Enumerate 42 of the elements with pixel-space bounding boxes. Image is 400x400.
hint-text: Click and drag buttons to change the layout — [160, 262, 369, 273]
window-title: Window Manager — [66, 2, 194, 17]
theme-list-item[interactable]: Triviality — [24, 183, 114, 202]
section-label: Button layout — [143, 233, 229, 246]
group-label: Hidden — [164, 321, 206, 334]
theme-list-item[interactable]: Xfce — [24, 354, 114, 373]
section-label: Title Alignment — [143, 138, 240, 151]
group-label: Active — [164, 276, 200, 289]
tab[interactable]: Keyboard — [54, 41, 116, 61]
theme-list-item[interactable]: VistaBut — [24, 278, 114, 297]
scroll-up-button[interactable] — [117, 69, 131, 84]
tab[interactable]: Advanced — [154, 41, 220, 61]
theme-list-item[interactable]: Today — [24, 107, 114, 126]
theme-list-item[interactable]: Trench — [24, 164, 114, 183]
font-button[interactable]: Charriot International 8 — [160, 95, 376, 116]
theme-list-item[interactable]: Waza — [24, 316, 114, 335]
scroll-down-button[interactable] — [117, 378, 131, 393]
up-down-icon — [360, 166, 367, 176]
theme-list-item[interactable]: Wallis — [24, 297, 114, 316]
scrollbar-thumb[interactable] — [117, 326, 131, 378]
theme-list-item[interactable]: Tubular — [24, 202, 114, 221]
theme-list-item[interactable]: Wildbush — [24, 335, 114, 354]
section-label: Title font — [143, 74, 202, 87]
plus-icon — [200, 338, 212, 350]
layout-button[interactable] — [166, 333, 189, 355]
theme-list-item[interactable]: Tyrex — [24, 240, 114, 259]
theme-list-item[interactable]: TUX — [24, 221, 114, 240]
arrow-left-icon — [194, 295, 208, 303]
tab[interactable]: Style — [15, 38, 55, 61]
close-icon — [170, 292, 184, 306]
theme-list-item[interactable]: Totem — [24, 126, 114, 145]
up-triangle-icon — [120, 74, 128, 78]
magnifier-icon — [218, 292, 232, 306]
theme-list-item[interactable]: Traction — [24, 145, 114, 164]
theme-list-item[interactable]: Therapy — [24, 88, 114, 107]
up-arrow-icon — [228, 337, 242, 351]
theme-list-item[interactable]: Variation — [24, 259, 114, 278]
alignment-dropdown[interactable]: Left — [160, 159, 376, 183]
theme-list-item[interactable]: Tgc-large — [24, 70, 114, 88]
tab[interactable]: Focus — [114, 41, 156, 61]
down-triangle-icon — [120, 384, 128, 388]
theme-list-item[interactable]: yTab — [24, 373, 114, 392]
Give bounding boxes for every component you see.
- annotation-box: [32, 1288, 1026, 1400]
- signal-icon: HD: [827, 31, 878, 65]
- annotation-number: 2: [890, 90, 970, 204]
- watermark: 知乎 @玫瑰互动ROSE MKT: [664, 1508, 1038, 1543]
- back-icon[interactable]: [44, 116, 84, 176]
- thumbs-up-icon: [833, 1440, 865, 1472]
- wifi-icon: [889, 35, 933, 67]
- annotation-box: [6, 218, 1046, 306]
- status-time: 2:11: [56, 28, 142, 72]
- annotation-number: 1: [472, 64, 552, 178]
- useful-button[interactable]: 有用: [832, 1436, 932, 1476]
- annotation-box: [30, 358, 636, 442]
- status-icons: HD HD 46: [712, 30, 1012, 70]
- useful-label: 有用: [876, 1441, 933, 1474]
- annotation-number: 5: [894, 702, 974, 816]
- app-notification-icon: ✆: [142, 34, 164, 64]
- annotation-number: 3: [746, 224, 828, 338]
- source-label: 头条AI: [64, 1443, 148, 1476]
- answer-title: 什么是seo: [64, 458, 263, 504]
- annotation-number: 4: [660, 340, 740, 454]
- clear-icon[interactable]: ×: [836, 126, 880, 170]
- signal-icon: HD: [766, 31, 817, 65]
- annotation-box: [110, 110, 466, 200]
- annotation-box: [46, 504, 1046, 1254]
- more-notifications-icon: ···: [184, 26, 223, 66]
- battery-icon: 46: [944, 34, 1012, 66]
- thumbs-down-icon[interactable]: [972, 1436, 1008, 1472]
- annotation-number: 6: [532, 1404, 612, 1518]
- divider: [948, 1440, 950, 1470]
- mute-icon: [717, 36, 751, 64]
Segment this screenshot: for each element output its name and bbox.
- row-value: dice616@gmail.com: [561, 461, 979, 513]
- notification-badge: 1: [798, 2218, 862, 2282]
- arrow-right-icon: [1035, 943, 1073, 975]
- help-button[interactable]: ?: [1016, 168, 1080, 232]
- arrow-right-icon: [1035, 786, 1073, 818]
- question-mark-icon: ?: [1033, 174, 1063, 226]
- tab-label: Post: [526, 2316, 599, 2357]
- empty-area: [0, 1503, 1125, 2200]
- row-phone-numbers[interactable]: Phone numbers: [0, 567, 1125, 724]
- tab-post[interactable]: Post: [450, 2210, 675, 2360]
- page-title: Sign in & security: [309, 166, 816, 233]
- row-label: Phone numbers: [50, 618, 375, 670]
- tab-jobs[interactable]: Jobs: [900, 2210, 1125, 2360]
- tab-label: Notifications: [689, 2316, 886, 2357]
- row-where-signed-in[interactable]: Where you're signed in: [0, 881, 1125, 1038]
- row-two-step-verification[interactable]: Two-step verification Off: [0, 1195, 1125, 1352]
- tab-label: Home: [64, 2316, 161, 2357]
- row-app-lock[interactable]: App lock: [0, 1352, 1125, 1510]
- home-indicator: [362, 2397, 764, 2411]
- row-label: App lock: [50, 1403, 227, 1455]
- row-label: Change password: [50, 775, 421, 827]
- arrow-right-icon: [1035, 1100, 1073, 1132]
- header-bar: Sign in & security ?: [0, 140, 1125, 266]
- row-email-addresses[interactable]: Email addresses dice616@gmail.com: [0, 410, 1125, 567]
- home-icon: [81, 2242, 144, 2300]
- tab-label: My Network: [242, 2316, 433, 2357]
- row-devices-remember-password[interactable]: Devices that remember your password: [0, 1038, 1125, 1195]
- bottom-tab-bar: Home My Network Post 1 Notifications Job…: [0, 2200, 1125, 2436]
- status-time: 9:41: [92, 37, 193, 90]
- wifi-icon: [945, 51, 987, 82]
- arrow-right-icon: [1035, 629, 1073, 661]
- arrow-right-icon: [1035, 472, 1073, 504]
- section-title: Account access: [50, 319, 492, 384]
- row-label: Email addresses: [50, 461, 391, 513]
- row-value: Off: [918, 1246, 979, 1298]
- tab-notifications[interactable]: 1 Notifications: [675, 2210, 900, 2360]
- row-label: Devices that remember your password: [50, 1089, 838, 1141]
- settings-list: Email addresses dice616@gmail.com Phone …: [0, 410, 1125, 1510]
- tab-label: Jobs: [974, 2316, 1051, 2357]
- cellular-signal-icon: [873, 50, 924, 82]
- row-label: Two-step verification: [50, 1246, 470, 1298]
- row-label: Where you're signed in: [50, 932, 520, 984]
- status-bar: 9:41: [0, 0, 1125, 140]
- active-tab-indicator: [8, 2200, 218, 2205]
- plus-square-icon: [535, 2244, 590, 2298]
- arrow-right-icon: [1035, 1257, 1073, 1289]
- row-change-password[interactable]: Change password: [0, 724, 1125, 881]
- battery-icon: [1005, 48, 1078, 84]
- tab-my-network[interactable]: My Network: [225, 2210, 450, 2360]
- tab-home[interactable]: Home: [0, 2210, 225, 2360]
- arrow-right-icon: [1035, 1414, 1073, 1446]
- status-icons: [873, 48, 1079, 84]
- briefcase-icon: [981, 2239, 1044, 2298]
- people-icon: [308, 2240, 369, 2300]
──────
REQUEST:
Present every line of the listing above as a Markdown table with two columns, No. and Entry: number each row in No. and put the line in Entry, omitting blank lines.

FINAL RESULT:
| No. | Entry |
|---|---|
| 1 | Enumerate 42 of the elements with pixel-space bounding boxes. Image is 400x400. |
| 2 | hint-text: Click and drag buttons to change the layout — [160, 262, 369, 273] |
| 3 | window-title: Window Manager — [66, 2, 194, 17] |
| 4 | theme-list-item[interactable]: Triviality — [24, 183, 114, 202] |
| 5 | section-label: Button layout — [143, 233, 229, 246] |
| 6 | group-label: Hidden — [164, 321, 206, 334] |
| 7 | theme-list-item[interactable]: Xfce — [24, 354, 114, 373] |
| 8 | section-label: Title Alignment — [143, 138, 240, 151] |
| 9 | group-label: Active — [164, 276, 200, 289] |
| 10 | tab[interactable]: Keyboard — [54, 41, 116, 61] |
| 11 | theme-list-item[interactable]: VistaBut — [24, 278, 114, 297] |
| 12 | scroll-up-button[interactable] — [117, 69, 131, 84] |
| 13 | tab[interactable]: Advanced — [154, 41, 220, 61] |
| 14 | theme-list-item[interactable]: Today — [24, 107, 114, 126] |
| 15 | theme-list-item[interactable]: Trench — [24, 164, 114, 183] |
| 16 | font-button[interactable]: Charriot International 8 — [160, 95, 376, 116] |
| 17 | theme-list-item[interactable]: Waza — [24, 316, 114, 335] |
| 18 | scroll-down-button[interactable] — [117, 378, 131, 393] |
| 19 | up-down-icon — [360, 166, 367, 176] |
| 20 | theme-list-item[interactable]: Wallis — [24, 297, 114, 316] |
| 21 | scrollbar-thumb[interactable] — [117, 326, 131, 378] |
| 22 | theme-list-item[interactable]: Tubular — [24, 202, 114, 221] |
| 23 | theme-list-item[interactable]: Wildbush — [24, 335, 114, 354] |
| 24 | section-label: Title font — [143, 74, 202, 87] |
| 25 | plus-icon — [200, 338, 212, 350] |
| 26 | layout-button[interactable] — [166, 333, 189, 355] |
| 27 | theme-list-item[interactable]: Tyrex — [24, 240, 114, 259] |
| 28 | theme-list-item[interactable]: TUX — [24, 221, 114, 240] |
| 29 | arrow-left-icon — [194, 295, 208, 303] |
| 30 | tab[interactable]: Style — [15, 38, 55, 61] |
| 31 | close-icon — [170, 292, 184, 306] |
| 32 | theme-list-item[interactable]: Totem — [24, 126, 114, 145] |
| 33 | up-triangle-icon — [120, 74, 128, 78] |
| 34 | magnifier-icon — [218, 292, 232, 306] |
| 35 | theme-list-item[interactable]: Traction — [24, 145, 114, 164] |
| 36 | theme-list-item[interactable]: Therapy — [24, 88, 114, 107] |
| 37 | up-arrow-icon — [228, 337, 242, 351] |
| 38 | theme-list-item[interactable]: Variation — [24, 259, 114, 278] |
| 39 | alignment-dropdown[interactable]: Left — [160, 159, 376, 183] |
| 40 | theme-list-item[interactable]: Tgc-large — [24, 70, 114, 88] |
| 41 | tab[interactable]: Focus — [114, 41, 156, 61] |
| 42 | down-triangle-icon — [120, 384, 128, 388] |
| 43 | theme-list-item[interactable]: yTab — [24, 373, 114, 392] |
| 44 | Give bounding boxes for every component you see. |
| 45 | - annotation-box: [32, 1288, 1026, 1400] |
| 46 | - signal-icon: HD: [827, 31, 878, 65] |
| 47 | - annotation-number: 2: [890, 90, 970, 204] |
| 48 | - watermark: 知乎 @玫瑰互动ROSE MKT: [664, 1508, 1038, 1543] |
| 49 | - back-icon[interactable]: [44, 116, 84, 176] |
| 50 | - thumbs-up-icon: [833, 1440, 865, 1472] |
| 51 | - wifi-icon: [889, 35, 933, 67] |
| 52 | - annotation-box: [6, 218, 1046, 306] |
| 53 | - status-time: 2:11: [56, 28, 142, 72] |
| 54 | - annotation-number: 1: [472, 64, 552, 178] |
| 55 | - useful-button[interactable]: 有用: [832, 1436, 932, 1476] |
| 56 | - annotation-box: [30, 358, 636, 442] |
| 57 | - status-icons: HD HD 46: [712, 30, 1012, 70] |
| 58 | - useful-label: 有用: [876, 1441, 933, 1474] |
| 59 | - annotation-number: 5: [894, 702, 974, 816] |
| 60 | - app-notification-icon: ✆: [142, 34, 164, 64] |
| 61 | - annotation-number: 3: [746, 224, 828, 338] |
| 62 | - source-label: 头条AI: [64, 1443, 148, 1476] |
| 63 | - answer-title: 什么是seo: [64, 458, 263, 504] |
| 64 | - annotation-number: 4: [660, 340, 740, 454] |
| 65 | - clear-icon[interactable]: ×: [836, 126, 880, 170] |
| 66 | - signal-icon: HD: [766, 31, 817, 65] |
| 67 | - annotation-box: [110, 110, 466, 200] |
| 68 | - annotation-box: [46, 504, 1046, 1254] |
| 69 | - more-notifications-icon: ···: [184, 26, 223, 66] |
| 70 | - battery-icon: 46: [944, 34, 1012, 66] |
| 71 | - thumbs-down-icon[interactable]: [972, 1436, 1008, 1472] |
| 72 | - annotation-number: 6: [532, 1404, 612, 1518] |
| 73 | - divider: [948, 1440, 950, 1470] |
| 74 | - mute-icon: [717, 36, 751, 64] |
| 75 | Segment this screenshot: for each element output its name and bbox. |
| 76 | - row-value: dice616@gmail.com: [561, 461, 979, 513] |
| 77 | - notification-badge: 1: [798, 2218, 862, 2282] |
| 78 | - arrow-right-icon: [1035, 943, 1073, 975] |
| 79 | - help-button[interactable]: ?: [1016, 168, 1080, 232] |
| 80 | - arrow-right-icon: [1035, 786, 1073, 818] |
| 81 | - question-mark-icon: ?: [1033, 174, 1063, 226] |
| 82 | - tab-label: Post: [526, 2316, 599, 2357] |
| 83 | - empty-area: [0, 1503, 1125, 2200] |
| 84 | - row-phone-numbers[interactable]: Phone numbers: [0, 567, 1125, 724] |
| 85 | - tab-post[interactable]: Post: [450, 2210, 675, 2360] |
| 86 | - page-title: Sign in & security: [309, 166, 816, 233] |
| 87 | - row-label: Phone numbers: [50, 618, 375, 670] |
| 88 | - tab-jobs[interactable]: Jobs: [900, 2210, 1125, 2360] |
| 89 | - tab-label: Notifications: [689, 2316, 886, 2357] |
| 90 | - row-where-signed-in[interactable]: Where you're signed in: [0, 881, 1125, 1038] |
| 91 | - row-two-step-verification[interactable]: Two-step verification Off: [0, 1195, 1125, 1352] |
| 92 | - tab-label: Home: [64, 2316, 161, 2357] |
| 93 | - row-app-lock[interactable]: App lock: [0, 1352, 1125, 1510] |
| 94 | - home-indicator: [362, 2397, 764, 2411] |
| 95 | - row-label: App lock: [50, 1403, 227, 1455] |
| 96 | - row-label: Change password: [50, 775, 421, 827] |
| 97 | - arrow-right-icon: [1035, 1100, 1073, 1132] |
| 98 | - header-bar: Sign in & security ?: [0, 140, 1125, 266] |
| 99 | - row-email-addresses[interactable]: Email addresses dice616@gmail.com: [0, 410, 1125, 567] |
| 100 | - home-icon: [81, 2242, 144, 2300] |
| 101 | - tab-label: My Network: [242, 2316, 433, 2357] |
| 102 | - row-devices-remember-password[interactable]: Devices that remember your password: [0, 1038, 1125, 1195] |
| 103 | - bottom-tab-bar: Home My Network Post 1 Notifications Job…: [0, 2200, 1125, 2436] |
| 104 | - status-time: 9:41: [92, 37, 193, 90] |
| 105 | - wifi-icon: [945, 51, 987, 82] |
| 106 | - arrow-right-icon: [1035, 629, 1073, 661] |
| 107 | - arrow-right-icon: [1035, 472, 1073, 504] |
| 108 | - section-title: Account access: [50, 319, 492, 384] |
| 109 | - row-label: Email addresses: [50, 461, 391, 513] |
| 110 | - row-value: Off: [918, 1246, 979, 1298] |
| 111 | - tab-notifications[interactable]: 1 Notifications: [675, 2210, 900, 2360] |
| 112 | - row-label: Devices that remember your password: [50, 1089, 838, 1141] |
| 113 | - settings-list: Email addresses dice616@gmail.com Phone …: [0, 410, 1125, 1510] |
| 114 | - tab-label: Jobs: [974, 2316, 1051, 2357] |
| 115 | - cellular-signal-icon: [873, 50, 924, 82] |
| 116 | - row-label: Two-step verification: [50, 1246, 470, 1298] |
| 117 | - row-label: Where you're signed in: [50, 932, 520, 984] |
| 118 | - status-bar: 9:41: [0, 0, 1125, 140] |
| 119 | - active-tab-indicator: [8, 2200, 218, 2205] |
| 120 | - plus-square-icon: [535, 2244, 590, 2298] |
| 121 | - arrow-right-icon: [1035, 1257, 1073, 1289] |
| 122 | - row-change-password[interactable]: Change password: [0, 724, 1125, 881] |
| 123 | - battery-icon: [1005, 48, 1078, 84] |
| 124 | - tab-my-network[interactable]: My Network: [225, 2210, 450, 2360] |
| 125 | - tab-home[interactable]: Home: [0, 2210, 225, 2360] |
| 126 | - arrow-right-icon: [1035, 1414, 1073, 1446] |
| 127 | - status-icons: [873, 48, 1079, 84] |
| 128 | - briefcase-icon: [981, 2239, 1044, 2298] |
| 129 | - people-icon: [308, 2240, 369, 2300] |